-- Given task --
All lines holding the string "АКПП" are to be shown.

— begin Given records —

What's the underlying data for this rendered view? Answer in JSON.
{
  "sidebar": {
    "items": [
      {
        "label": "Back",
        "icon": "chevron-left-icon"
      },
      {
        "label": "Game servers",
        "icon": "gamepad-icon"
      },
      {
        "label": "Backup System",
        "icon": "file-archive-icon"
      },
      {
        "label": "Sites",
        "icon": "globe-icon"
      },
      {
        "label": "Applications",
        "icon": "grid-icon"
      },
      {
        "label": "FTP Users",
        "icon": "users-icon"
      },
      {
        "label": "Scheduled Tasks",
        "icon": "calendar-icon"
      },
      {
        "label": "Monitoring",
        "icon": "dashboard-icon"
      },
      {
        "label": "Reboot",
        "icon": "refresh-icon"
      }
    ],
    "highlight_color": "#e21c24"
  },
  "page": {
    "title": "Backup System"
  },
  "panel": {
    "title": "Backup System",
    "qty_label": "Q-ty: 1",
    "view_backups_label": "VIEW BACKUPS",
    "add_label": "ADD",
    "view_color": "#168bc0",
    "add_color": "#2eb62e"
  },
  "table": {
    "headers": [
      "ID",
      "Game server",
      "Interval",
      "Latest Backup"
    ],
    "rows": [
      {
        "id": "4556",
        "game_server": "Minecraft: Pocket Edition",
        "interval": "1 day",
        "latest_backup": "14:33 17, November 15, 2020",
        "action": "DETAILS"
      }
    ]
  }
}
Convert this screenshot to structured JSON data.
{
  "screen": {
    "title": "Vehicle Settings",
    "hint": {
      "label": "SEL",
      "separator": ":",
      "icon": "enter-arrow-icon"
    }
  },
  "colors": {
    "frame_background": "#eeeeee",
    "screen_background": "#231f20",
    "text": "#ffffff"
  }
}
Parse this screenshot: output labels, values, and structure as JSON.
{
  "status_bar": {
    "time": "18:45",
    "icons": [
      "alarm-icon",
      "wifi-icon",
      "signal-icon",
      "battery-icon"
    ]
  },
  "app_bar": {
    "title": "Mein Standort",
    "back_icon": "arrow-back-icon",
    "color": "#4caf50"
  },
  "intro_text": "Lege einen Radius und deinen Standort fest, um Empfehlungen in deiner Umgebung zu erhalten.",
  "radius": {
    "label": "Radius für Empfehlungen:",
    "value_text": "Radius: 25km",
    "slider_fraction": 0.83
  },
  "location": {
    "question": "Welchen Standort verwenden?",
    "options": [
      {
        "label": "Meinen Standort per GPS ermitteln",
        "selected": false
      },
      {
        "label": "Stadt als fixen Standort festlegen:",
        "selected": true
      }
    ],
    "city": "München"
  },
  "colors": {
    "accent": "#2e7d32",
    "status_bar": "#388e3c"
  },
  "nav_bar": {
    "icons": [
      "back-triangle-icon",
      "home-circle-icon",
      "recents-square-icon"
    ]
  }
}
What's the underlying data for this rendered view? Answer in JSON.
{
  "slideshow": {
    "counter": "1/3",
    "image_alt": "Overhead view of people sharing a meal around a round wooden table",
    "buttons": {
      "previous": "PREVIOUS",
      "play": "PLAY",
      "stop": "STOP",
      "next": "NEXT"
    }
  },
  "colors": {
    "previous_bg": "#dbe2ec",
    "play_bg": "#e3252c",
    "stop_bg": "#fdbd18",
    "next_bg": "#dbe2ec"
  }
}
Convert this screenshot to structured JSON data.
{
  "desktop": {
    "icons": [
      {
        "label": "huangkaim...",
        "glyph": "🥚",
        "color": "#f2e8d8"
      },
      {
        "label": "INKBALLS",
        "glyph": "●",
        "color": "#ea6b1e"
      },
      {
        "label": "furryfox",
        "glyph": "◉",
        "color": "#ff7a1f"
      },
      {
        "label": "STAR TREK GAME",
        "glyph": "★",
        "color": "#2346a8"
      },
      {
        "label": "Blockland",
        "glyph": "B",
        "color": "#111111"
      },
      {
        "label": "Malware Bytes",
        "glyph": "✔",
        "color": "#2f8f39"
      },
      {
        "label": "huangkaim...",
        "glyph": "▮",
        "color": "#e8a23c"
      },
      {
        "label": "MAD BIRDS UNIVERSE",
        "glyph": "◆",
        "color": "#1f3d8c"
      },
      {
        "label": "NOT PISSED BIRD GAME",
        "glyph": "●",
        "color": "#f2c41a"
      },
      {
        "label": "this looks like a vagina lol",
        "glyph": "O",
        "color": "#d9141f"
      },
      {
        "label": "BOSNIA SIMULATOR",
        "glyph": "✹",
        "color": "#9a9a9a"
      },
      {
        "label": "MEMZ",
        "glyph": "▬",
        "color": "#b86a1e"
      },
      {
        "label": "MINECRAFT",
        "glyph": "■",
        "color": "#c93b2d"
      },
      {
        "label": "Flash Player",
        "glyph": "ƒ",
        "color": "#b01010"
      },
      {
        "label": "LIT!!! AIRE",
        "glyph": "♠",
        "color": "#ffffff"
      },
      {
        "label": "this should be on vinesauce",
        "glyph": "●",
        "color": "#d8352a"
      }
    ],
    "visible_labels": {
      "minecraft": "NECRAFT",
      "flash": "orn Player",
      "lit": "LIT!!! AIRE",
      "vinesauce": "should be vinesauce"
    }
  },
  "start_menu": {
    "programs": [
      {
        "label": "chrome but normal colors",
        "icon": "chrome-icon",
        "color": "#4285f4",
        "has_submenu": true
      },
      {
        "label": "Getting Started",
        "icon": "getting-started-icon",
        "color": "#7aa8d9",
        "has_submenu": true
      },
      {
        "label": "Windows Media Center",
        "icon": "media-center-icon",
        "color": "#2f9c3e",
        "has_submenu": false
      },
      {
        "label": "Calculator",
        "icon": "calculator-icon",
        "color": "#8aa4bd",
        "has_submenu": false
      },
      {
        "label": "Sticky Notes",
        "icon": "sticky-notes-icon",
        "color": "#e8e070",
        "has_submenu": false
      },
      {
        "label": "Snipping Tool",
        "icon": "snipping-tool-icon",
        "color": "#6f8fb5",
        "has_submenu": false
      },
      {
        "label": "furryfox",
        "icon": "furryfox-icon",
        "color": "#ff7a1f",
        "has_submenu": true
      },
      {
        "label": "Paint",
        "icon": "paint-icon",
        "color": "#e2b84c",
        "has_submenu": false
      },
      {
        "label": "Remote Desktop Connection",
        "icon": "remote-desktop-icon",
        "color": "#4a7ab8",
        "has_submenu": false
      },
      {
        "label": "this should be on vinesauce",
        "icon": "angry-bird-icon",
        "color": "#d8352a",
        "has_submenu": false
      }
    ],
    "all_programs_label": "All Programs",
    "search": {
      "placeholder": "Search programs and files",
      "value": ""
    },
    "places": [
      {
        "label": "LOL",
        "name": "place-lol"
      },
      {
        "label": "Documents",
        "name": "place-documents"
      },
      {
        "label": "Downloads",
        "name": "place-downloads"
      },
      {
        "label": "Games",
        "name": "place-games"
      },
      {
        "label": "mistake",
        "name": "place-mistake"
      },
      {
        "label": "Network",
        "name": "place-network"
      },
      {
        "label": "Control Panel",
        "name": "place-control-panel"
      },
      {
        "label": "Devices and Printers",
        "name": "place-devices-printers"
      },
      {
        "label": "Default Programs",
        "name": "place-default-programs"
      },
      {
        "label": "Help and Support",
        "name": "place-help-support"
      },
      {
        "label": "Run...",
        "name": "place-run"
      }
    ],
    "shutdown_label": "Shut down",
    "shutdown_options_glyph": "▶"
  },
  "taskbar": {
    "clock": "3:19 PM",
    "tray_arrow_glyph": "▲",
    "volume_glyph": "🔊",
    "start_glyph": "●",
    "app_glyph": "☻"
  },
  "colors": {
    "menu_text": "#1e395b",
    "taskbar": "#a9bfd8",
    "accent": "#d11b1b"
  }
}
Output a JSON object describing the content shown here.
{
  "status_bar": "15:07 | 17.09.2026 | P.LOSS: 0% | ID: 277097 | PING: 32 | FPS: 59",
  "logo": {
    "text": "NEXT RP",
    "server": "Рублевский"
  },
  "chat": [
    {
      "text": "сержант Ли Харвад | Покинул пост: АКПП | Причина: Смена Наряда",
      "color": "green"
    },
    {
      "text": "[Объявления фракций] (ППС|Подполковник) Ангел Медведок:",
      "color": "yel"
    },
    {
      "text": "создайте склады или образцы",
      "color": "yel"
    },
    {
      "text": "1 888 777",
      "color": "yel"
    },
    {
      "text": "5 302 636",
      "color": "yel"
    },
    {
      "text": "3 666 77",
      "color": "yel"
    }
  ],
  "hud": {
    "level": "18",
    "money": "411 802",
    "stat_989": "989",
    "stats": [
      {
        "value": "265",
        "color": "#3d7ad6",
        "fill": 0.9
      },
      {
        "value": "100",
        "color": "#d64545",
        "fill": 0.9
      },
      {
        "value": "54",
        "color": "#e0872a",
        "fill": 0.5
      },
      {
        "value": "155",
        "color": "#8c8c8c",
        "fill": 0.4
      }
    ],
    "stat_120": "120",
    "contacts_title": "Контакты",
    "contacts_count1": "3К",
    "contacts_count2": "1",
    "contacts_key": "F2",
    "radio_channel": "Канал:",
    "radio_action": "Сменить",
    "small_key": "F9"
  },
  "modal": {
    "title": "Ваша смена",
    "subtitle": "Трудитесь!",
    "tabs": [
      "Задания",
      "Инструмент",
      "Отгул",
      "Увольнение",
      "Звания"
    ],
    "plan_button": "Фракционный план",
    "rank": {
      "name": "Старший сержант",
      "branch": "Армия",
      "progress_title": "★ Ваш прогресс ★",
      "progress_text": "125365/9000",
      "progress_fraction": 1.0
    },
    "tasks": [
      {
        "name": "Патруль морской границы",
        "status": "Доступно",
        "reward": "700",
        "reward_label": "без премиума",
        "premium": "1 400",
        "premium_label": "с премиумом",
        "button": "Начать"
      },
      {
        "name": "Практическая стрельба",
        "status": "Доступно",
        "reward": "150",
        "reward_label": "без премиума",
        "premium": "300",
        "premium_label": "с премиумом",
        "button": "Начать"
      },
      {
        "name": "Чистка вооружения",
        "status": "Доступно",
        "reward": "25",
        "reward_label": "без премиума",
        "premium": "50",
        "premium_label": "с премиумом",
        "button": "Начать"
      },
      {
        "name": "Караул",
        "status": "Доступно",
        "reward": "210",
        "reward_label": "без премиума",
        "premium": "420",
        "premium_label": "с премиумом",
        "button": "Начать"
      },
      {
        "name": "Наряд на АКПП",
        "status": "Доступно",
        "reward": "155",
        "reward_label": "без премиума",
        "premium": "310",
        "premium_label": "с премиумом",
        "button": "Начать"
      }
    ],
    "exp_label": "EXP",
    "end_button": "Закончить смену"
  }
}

— end Given records —

-- Task answer --
      "text": "сержант Ли Харвад | Покинул пост: АКПП | Причина: Смена Наряда",
        "name": "Наряд на АКПП",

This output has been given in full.